■ TASK TO COMPLETE ■
Identify the lines in the data below that contain "Litija" and give only how many there are.
[Begin SUPPLIED MATERIAL]
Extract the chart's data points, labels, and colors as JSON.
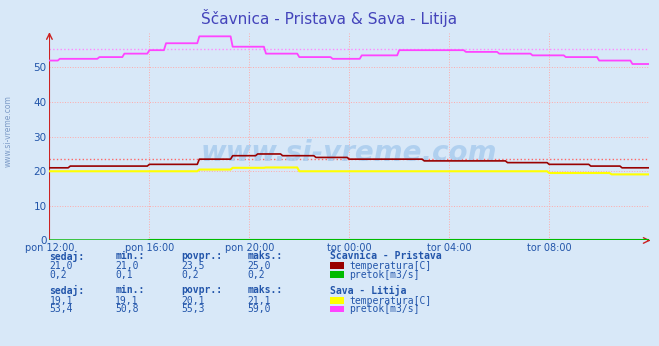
{
  "title": "Ščavnica - Pristava & Sava - Litija",
  "title_color": "#4444bb",
  "bg_color": "#d8e8f8",
  "plot_bg_color": "#d8e8f8",
  "x_labels": [
    "pon 12:00",
    "pon 16:00",
    "pon 20:00",
    "tor 00:00",
    "tor 04:00",
    "tor 08:00"
  ],
  "x_ticks": [
    0,
    48,
    96,
    144,
    192,
    240
  ],
  "x_max": 288,
  "y_min": 0,
  "y_max": 60,
  "y_ticks_show": [
    0,
    10,
    20,
    30,
    40,
    50
  ],
  "grid_color": "#ffaaaa",
  "grid_style": ":",
  "watermark": "www.si-vreme.com",
  "watermark_color": "#aaccee",
  "scavnica_temp_color": "#990000",
  "scavnica_pretok_color": "#00bb00",
  "sava_temp_color": "#ffff00",
  "sava_pretok_color": "#ff44ff",
  "scavnica_temp_avg": 23.5,
  "sava_pretok_avg": 55.3,
  "avg_line_color": "#ff6666",
  "avg_line_color_mag": "#ff88ff",
  "header_color": "#2255aa",
  "val_color": "#2255aa",
  "scavnica_label": "Ščavnica - Pristava",
  "sava_label": "Sava - Litija",
  "sc_sedaj": "21,0",
  "sc_min": "21,0",
  "sc_povpr": "23,5",
  "sc_maks": "25,0",
  "sc_p_sedaj": "0,2",
  "sc_p_min": "0,1",
  "sc_p_povpr": "0,2",
  "sc_p_maks": "0,2",
  "sa_sedaj": "19,1",
  "sa_min": "19,1",
  "sa_povpr": "20,1",
  "sa_maks": "21,1",
  "sa_p_sedaj": "53,4",
  "sa_p_min": "50,8",
  "sa_p_povpr": "55,3",
  "sa_p_maks": "59,0",
  "sidebar_text": "www.si-vreme.com",
  "sidebar_color": "#6688bb"
}
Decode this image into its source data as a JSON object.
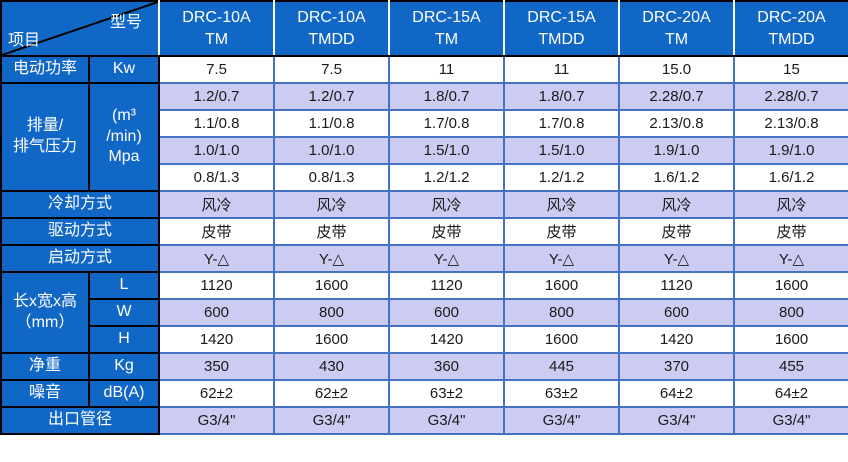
{
  "colors": {
    "header_bg": "#1067C5",
    "row_bg": "#FFFFFF",
    "row_alt_bg": "#CCCCF2",
    "grid_blue": "#4472C4",
    "grid_black": "#000000",
    "header_divider": "#FFFFFF",
    "header_text": "#FFFFFF",
    "data_text": "#1A1A1A"
  },
  "table": {
    "corner": {
      "model_label": "型号",
      "item_label": "项目"
    },
    "columns": [
      {
        "model": "DRC-10A",
        "variant": "TM"
      },
      {
        "model": "DRC-10A",
        "variant": "TMDD"
      },
      {
        "model": "DRC-15A",
        "variant": "TM"
      },
      {
        "model": "DRC-15A",
        "variant": "TMDD"
      },
      {
        "model": "DRC-20A",
        "variant": "TM"
      },
      {
        "model": "DRC-20A",
        "variant": "TMDD"
      }
    ],
    "groups": [
      {
        "name": "motor-power",
        "label_lines": [
          "电动功率"
        ],
        "unit_mode": "per-row",
        "unit_lines": [
          [
            "Kw"
          ]
        ],
        "rows": [
          [
            "7.5",
            "7.5",
            "11",
            "11",
            "15.0",
            "15"
          ]
        ]
      },
      {
        "name": "displacement-pressure",
        "label_lines": [
          "排量/",
          "排气压力"
        ],
        "unit_mode": "merged",
        "unit_lines": [
          [
            "(m³",
            "/min)",
            "Mpa"
          ]
        ],
        "rows": [
          [
            "1.2/0.7",
            "1.2/0.7",
            "1.8/0.7",
            "1.8/0.7",
            "2.28/0.7",
            "2.28/0.7"
          ],
          [
            "1.1/0.8",
            "1.1/0.8",
            "1.7/0.8",
            "1.7/0.8",
            "2.13/0.8",
            "2.13/0.8"
          ],
          [
            "1.0/1.0",
            "1.0/1.0",
            "1.5/1.0",
            "1.5/1.0",
            "1.9/1.0",
            "1.9/1.0"
          ],
          [
            "0.8/1.3",
            "0.8/1.3",
            "1.2/1.2",
            "1.2/1.2",
            "1.6/1.2",
            "1.6/1.2"
          ]
        ]
      },
      {
        "name": "cooling-method",
        "label_lines": [
          "冷却方式"
        ],
        "unit_mode": "none",
        "unit_lines": [],
        "rows": [
          [
            "风冷",
            "风冷",
            "风冷",
            "风冷",
            "风冷",
            "风冷"
          ]
        ]
      },
      {
        "name": "drive-method",
        "label_lines": [
          "驱动方式"
        ],
        "unit_mode": "none",
        "unit_lines": [],
        "rows": [
          [
            "皮带",
            "皮带",
            "皮带",
            "皮带",
            "皮带",
            "皮带"
          ]
        ]
      },
      {
        "name": "start-method",
        "label_lines": [
          "启动方式"
        ],
        "unit_mode": "none",
        "unit_lines": [],
        "rows": [
          [
            "Y-△",
            "Y-△",
            "Y-△",
            "Y-△",
            "Y-△",
            "Y-△"
          ]
        ]
      },
      {
        "name": "dimensions",
        "label_lines": [
          "长x宽x高",
          "（mm）"
        ],
        "unit_mode": "per-row",
        "unit_lines": [
          [
            "L"
          ],
          [
            "W"
          ],
          [
            "H"
          ]
        ],
        "rows": [
          [
            "1120",
            "1600",
            "1120",
            "1600",
            "1120",
            "1600"
          ],
          [
            "600",
            "800",
            "600",
            "800",
            "600",
            "800"
          ],
          [
            "1420",
            "1600",
            "1420",
            "1600",
            "1420",
            "1600"
          ]
        ]
      },
      {
        "name": "net-weight",
        "label_lines": [
          "净重"
        ],
        "unit_mode": "per-row",
        "unit_lines": [
          [
            "Kg"
          ]
        ],
        "rows": [
          [
            "350",
            "430",
            "360",
            "445",
            "370",
            "455"
          ]
        ]
      },
      {
        "name": "noise",
        "label_lines": [
          "噪音"
        ],
        "unit_mode": "per-row",
        "unit_lines": [
          [
            "dB(A)"
          ]
        ],
        "rows": [
          [
            "62±2",
            "62±2",
            "63±2",
            "63±2",
            "64±2",
            "64±2"
          ]
        ]
      },
      {
        "name": "outlet-pipe-diameter",
        "label_lines": [
          "出口管径"
        ],
        "unit_mode": "none",
        "unit_lines": [],
        "rows": [
          [
            "G3/4\"",
            "G3/4\"",
            "G3/4\"",
            "G3/4\"",
            "G3/4\"",
            "G3/4\""
          ]
        ]
      }
    ]
  }
}
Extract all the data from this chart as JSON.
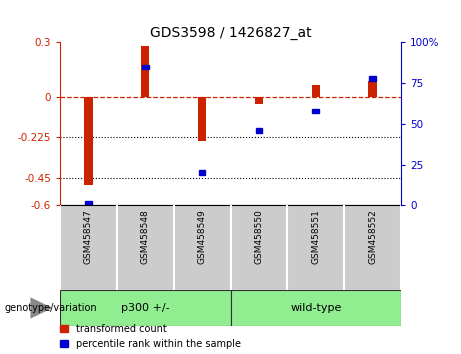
{
  "title": "GDS3598 / 1426827_at",
  "samples": [
    "GSM458547",
    "GSM458548",
    "GSM458549",
    "GSM458550",
    "GSM458551",
    "GSM458552"
  ],
  "red_values": [
    -0.49,
    0.28,
    -0.245,
    -0.04,
    0.065,
    0.085
  ],
  "blue_values": [
    1.0,
    85.0,
    20.0,
    46.0,
    58.0,
    78.0
  ],
  "ylim_left": [
    -0.6,
    0.3
  ],
  "ylim_right": [
    0,
    100
  ],
  "yticks_left": [
    0.3,
    0,
    -0.225,
    -0.45,
    -0.6
  ],
  "yticks_right": [
    100,
    75,
    50,
    25,
    0
  ],
  "ytick_labels_left": [
    "0.3",
    "0",
    "-0.225",
    "-0.45",
    "-0.6"
  ],
  "ytick_labels_right": [
    "100%",
    "75",
    "50",
    "25",
    "0"
  ],
  "hline_y": 0,
  "dotted_lines": [
    -0.225,
    -0.45
  ],
  "groups": [
    {
      "label": "p300 +/-",
      "start": 0,
      "end": 3,
      "color": "#90EE90"
    },
    {
      "label": "wild-type",
      "start": 3,
      "end": 6,
      "color": "#90EE90"
    }
  ],
  "group_label": "genotype/variation",
  "legend_red": "transformed count",
  "legend_blue": "percentile rank within the sample",
  "bar_color": "#cc2200",
  "dot_color": "#0000cc",
  "left_axis_color": "#cc2200",
  "right_axis_color": "#0000cc",
  "bar_width": 0.15,
  "label_bg_color": "#cccccc",
  "group_border_color": "#333333"
}
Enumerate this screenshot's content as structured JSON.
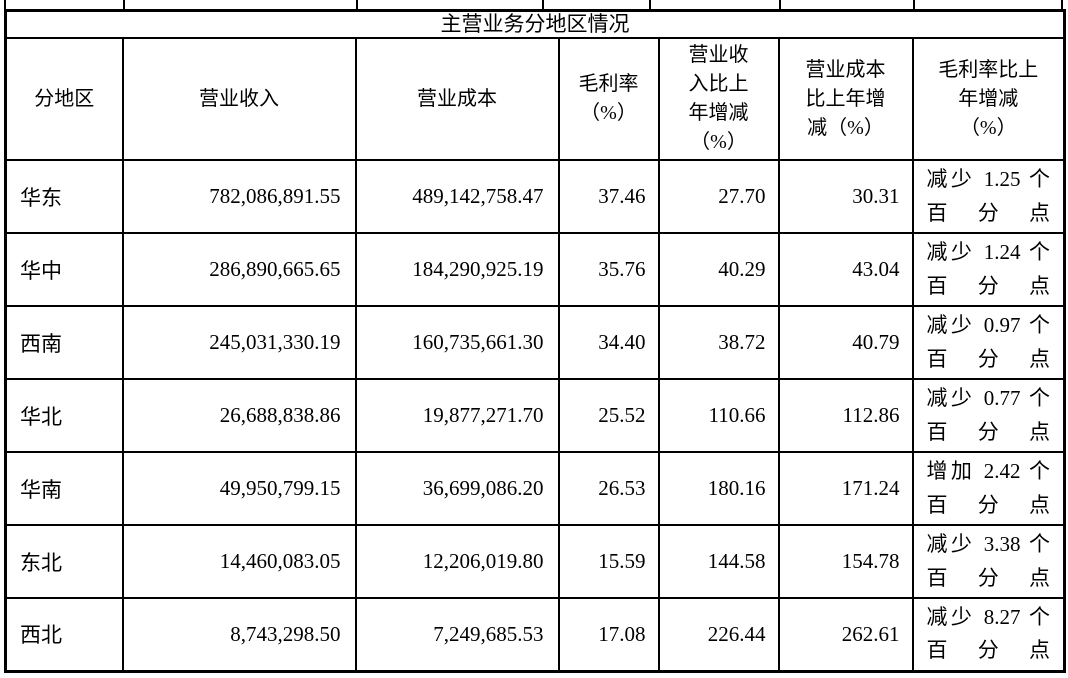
{
  "table": {
    "title": "主营业务分地区情况",
    "columns": [
      "分地区",
      "营业收入",
      "营业成本",
      "毛利率\n（%）",
      "营业收\n入比上\n年增减\n（%）",
      "营业成本\n比上年增\n减（%）",
      "毛利率比上\n年增减\n（%）"
    ],
    "column_keys": [
      "region",
      "revenue",
      "cost",
      "gross_margin",
      "revenue_yoy",
      "cost_yoy",
      "margin_yoy"
    ],
    "rows": [
      {
        "region": "华东",
        "revenue": "782,086,891.55",
        "cost": "489,142,758.47",
        "gross_margin": "37.46",
        "revenue_yoy": "27.70",
        "cost_yoy": "30.31",
        "margin_yoy": "减少 1.25 个百分点"
      },
      {
        "region": "华中",
        "revenue": "286,890,665.65",
        "cost": "184,290,925.19",
        "gross_margin": "35.76",
        "revenue_yoy": "40.29",
        "cost_yoy": "43.04",
        "margin_yoy": "减少 1.24 个百分点"
      },
      {
        "region": "西南",
        "revenue": "245,031,330.19",
        "cost": "160,735,661.30",
        "gross_margin": "34.40",
        "revenue_yoy": "38.72",
        "cost_yoy": "40.79",
        "margin_yoy": "减少 0.97 个百分点"
      },
      {
        "region": "华北",
        "revenue": "26,688,838.86",
        "cost": "19,877,271.70",
        "gross_margin": "25.52",
        "revenue_yoy": "110.66",
        "cost_yoy": "112.86",
        "margin_yoy": "减少 0.77 个百分点"
      },
      {
        "region": "华南",
        "revenue": "49,950,799.15",
        "cost": "36,699,086.20",
        "gross_margin": "26.53",
        "revenue_yoy": "180.16",
        "cost_yoy": "171.24",
        "margin_yoy": "增加 2.42 个百分点"
      },
      {
        "region": "东北",
        "revenue": "14,460,083.05",
        "cost": "12,206,019.80",
        "gross_margin": "15.59",
        "revenue_yoy": "144.58",
        "cost_yoy": "154.78",
        "margin_yoy": "减少 3.38 个百分点"
      },
      {
        "region": "西北",
        "revenue": "8,743,298.50",
        "cost": "7,249,685.53",
        "gross_margin": "17.08",
        "revenue_yoy": "226.44",
        "cost_yoy": "262.61",
        "margin_yoy": "减少 8.27 个百分点"
      }
    ]
  }
}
[End SUPPLIED MATERIAL]
■ OUTPUT OF THE EXERCISE ■
2